Supplied material
_____

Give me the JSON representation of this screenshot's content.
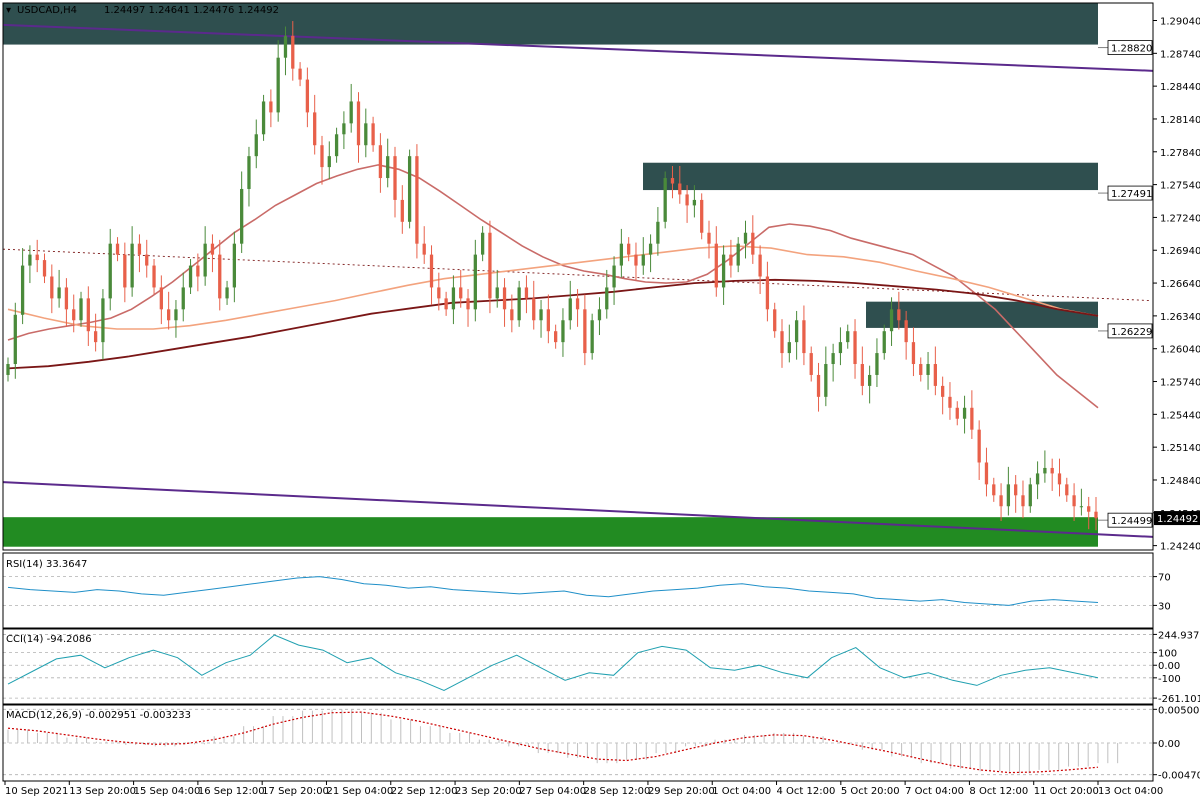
{
  "header": {
    "symbol": "USDCAD,H4",
    "ohlc": "1.24497 1.24641 1.24476 1.24492"
  },
  "colors": {
    "bull": "#4a8a3a",
    "bear": "#e8604a",
    "zone_dark": "#2f4f4f",
    "zone_green": "#228b22",
    "channel": "#5b2a8c",
    "ma_fast": "#c96b68",
    "ma_mid": "#f3a37e",
    "ma_slow": "#7a1616",
    "rsi": "#1f8fc8",
    "cci": "#20a0b0",
    "macd_signal": "#cc0000",
    "macd_hist": "#c0c0c0"
  },
  "chart_data": {
    "type": "candlestick",
    "symbol": "USDCAD",
    "timeframe": "H4",
    "ylim": [
      1.242,
      1.292
    ],
    "y_ticks": [
      "1.29040",
      "1.28740",
      "1.28440",
      "1.28140",
      "1.27840",
      "1.27540",
      "1.27240",
      "1.26940",
      "1.26640",
      "1.26340",
      "1.26040",
      "1.25740",
      "1.25440",
      "1.25140",
      "1.24840",
      "1.24540",
      "1.24240"
    ],
    "x_labels": [
      "10 Sep 2021",
      "13 Sep 20:00",
      "15 Sep 04:00",
      "16 Sep 12:00",
      "17 Sep 20:00",
      "21 Sep 04:00",
      "22 Sep 12:00",
      "23 Sep 20:00",
      "27 Sep 04:00",
      "28 Sep 12:00",
      "29 Sep 20:00",
      "1 Oct 04:00",
      "4 Oct 12:00",
      "5 Oct 20:00",
      "7 Oct 04:00",
      "8 Oct 12:00",
      "11 Oct 20:00",
      "13 Oct 04:00"
    ],
    "closes": [
      1.259,
      1.2635,
      1.268,
      1.269,
      1.2685,
      1.267,
      1.265,
      1.266,
      1.264,
      1.263,
      1.265,
      1.262,
      1.261,
      1.265,
      1.27,
      1.269,
      1.266,
      1.27,
      1.269,
      1.268,
      1.266,
      1.264,
      1.263,
      1.264,
      1.266,
      1.268,
      1.267,
      1.27,
      1.269,
      1.265,
      1.266,
      1.27,
      1.275,
      1.278,
      1.28,
      1.283,
      1.282,
      1.287,
      1.289,
      1.286,
      1.285,
      1.282,
      1.279,
      1.277,
      1.278,
      1.28,
      1.281,
      1.283,
      1.279,
      1.281,
      1.279,
      1.276,
      1.278,
      1.274,
      1.272,
      1.278,
      1.27,
      1.269,
      1.266,
      1.265,
      1.264,
      1.266,
      1.265,
      1.264,
      1.269,
      1.271,
      1.265,
      1.266,
      1.264,
      1.263,
      1.266,
      1.265,
      1.263,
      1.264,
      1.262,
      1.261,
      1.263,
      1.265,
      1.264,
      1.26,
      1.263,
      1.264,
      1.266,
      1.268,
      1.27,
      1.269,
      1.268,
      1.269,
      1.27,
      1.272,
      1.276,
      1.2755,
      1.2745,
      1.2735,
      1.274,
      1.271,
      1.27,
      1.266,
      1.269,
      1.268,
      1.27,
      1.271,
      1.269,
      1.267,
      1.264,
      1.262,
      1.26,
      1.261,
      1.263,
      1.26,
      1.258,
      1.256,
      1.259,
      1.26,
      1.261,
      1.262,
      1.259,
      1.257,
      1.258,
      1.26,
      1.262,
      1.264,
      1.263,
      1.261,
      1.259,
      1.258,
      1.259,
      1.257,
      1.256,
      1.255,
      1.254,
      1.255,
      1.253,
      1.25,
      1.248,
      1.247,
      1.246,
      1.248,
      1.247,
      1.246,
      1.248,
      1.249,
      1.2495,
      1.249,
      1.248,
      1.247,
      1.246,
      1.246,
      1.2455,
      1.2449
    ],
    "ma_fast": [
      1.2612,
      1.2618,
      1.2622,
      1.2625,
      1.2628,
      1.2632,
      1.264,
      1.2652,
      1.2665,
      1.268,
      1.2695,
      1.271,
      1.2722,
      1.2735,
      1.2745,
      1.2755,
      1.2762,
      1.2768,
      1.2772,
      1.2768,
      1.276,
      1.2748,
      1.2735,
      1.2722,
      1.271,
      1.2698,
      1.2688,
      1.268,
      1.2675,
      1.2672,
      1.2668,
      1.2665,
      1.2664,
      1.2665,
      1.2672,
      1.2685,
      1.27,
      1.2715,
      1.2718,
      1.2716,
      1.2712,
      1.2705,
      1.27,
      1.2695,
      1.269,
      1.268,
      1.267,
      1.2655,
      1.264,
      1.262,
      1.26,
      1.258,
      1.2565,
      1.255
    ],
    "ma_mid": [
      1.264,
      1.2632,
      1.2625,
      1.2622,
      1.2622,
      1.2625,
      1.263,
      1.2636,
      1.2642,
      1.2648,
      1.2655,
      1.2662,
      1.2668,
      1.2672,
      1.2676,
      1.268,
      1.2684,
      1.2688,
      1.2692,
      1.2696,
      1.2698,
      1.2696,
      1.269,
      1.2688,
      1.2683,
      1.2675,
      1.2668,
      1.266,
      1.265,
      1.264,
      1.2634
    ],
    "ma_slow": [
      1.2586,
      1.2588,
      1.2592,
      1.2597,
      1.2603,
      1.2609,
      1.2615,
      1.2622,
      1.2629,
      1.2636,
      1.2641,
      1.2646,
      1.2648,
      1.265,
      1.2653,
      1.2656,
      1.266,
      1.2664,
      1.2666,
      1.2667,
      1.2666,
      1.2664,
      1.2661,
      1.2658,
      1.2654,
      1.2648,
      1.264,
      1.2634
    ],
    "zones": [
      {
        "top": 1.292,
        "bottom": 1.2882,
        "label": "1.28820"
      },
      {
        "top": 1.2774,
        "bottom": 1.2749,
        "label": "1.27491"
      },
      {
        "top": 1.2647,
        "bottom": 1.2623,
        "label": "1.26229"
      },
      {
        "top": 1.245,
        "bottom": 1.2423,
        "label": "1.24499"
      }
    ],
    "channel": {
      "upper": [
        1.29,
        1.2858
      ],
      "lower": [
        1.2482,
        1.2432
      ]
    },
    "dotted_line": [
      1.2695,
      1.2648
    ],
    "current_price": "1.24492",
    "indicators": {
      "rsi": {
        "label": "RSI(14) 33.3647",
        "levels": [
          "70",
          "30"
        ],
        "values": [
          55,
          52,
          50,
          48,
          52,
          50,
          46,
          44,
          48,
          52,
          56,
          60,
          64,
          68,
          70,
          66,
          60,
          58,
          54,
          56,
          52,
          50,
          48,
          46,
          48,
          50,
          44,
          42,
          46,
          50,
          52,
          54,
          58,
          60,
          56,
          54,
          50,
          48,
          46,
          40,
          38,
          36,
          38,
          34,
          32,
          30,
          36,
          38,
          36,
          34
        ]
      },
      "cci": {
        "label": "CCI(14) -94.2086",
        "levels": [
          "244.9377",
          "100",
          "0.00",
          "-100",
          "-261.1019"
        ],
        "values": [
          -150,
          -50,
          50,
          80,
          -20,
          60,
          120,
          60,
          -80,
          20,
          80,
          240,
          160,
          120,
          20,
          60,
          -60,
          -120,
          -200,
          -100,
          0,
          80,
          -20,
          -120,
          -60,
          -80,
          100,
          150,
          120,
          -20,
          -40,
          0,
          -60,
          -100,
          60,
          140,
          -20,
          -100,
          -60,
          -120,
          -160,
          -80,
          -40,
          -20,
          -60,
          -100
        ]
      },
      "macd": {
        "label": "MACD(12,26,9) -0.002951 -0.003233",
        "levels": [
          "0.005005",
          "0.00",
          "-0.004708"
        ],
        "hist": [
          0.002,
          0.0015,
          0.0008,
          0.0002,
          -0.0003,
          -0.0005,
          -0.0002,
          0.001,
          0.0025,
          0.004,
          0.0048,
          0.005,
          0.0045,
          0.0035,
          0.0025,
          0.0015,
          0.0005,
          -0.0005,
          -0.0015,
          -0.0022,
          -0.003,
          -0.0025,
          -0.0015,
          -0.0005,
          0.0005,
          0.0012,
          0.0015,
          0.001,
          0.0,
          -0.001,
          -0.002,
          -0.003,
          -0.0038,
          -0.0042,
          -0.0045,
          -0.004,
          -0.0035,
          -0.003
        ],
        "signal": [
          0.0022,
          0.0018,
          0.0012,
          0.0006,
          0.0001,
          -0.0002,
          -0.0001,
          0.0005,
          0.0015,
          0.0028,
          0.0038,
          0.0045,
          0.0046,
          0.004,
          0.0032,
          0.0022,
          0.0012,
          0.0002,
          -0.0008,
          -0.0016,
          -0.0024,
          -0.0026,
          -0.002,
          -0.001,
          0.0,
          0.0008,
          0.0012,
          0.0011,
          0.0004,
          -0.0005,
          -0.0014,
          -0.0024,
          -0.0033,
          -0.004,
          -0.0044,
          -0.0043,
          -0.004,
          -0.0036
        ]
      }
    }
  }
}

_____

Given instruction
Where a line above holds the string "bottom", show that line.

Right answer
        "bottom": 1.2882,
        "bottom": 1.2749,
        "bottom": 1.2623,
        "bottom": 1.2423,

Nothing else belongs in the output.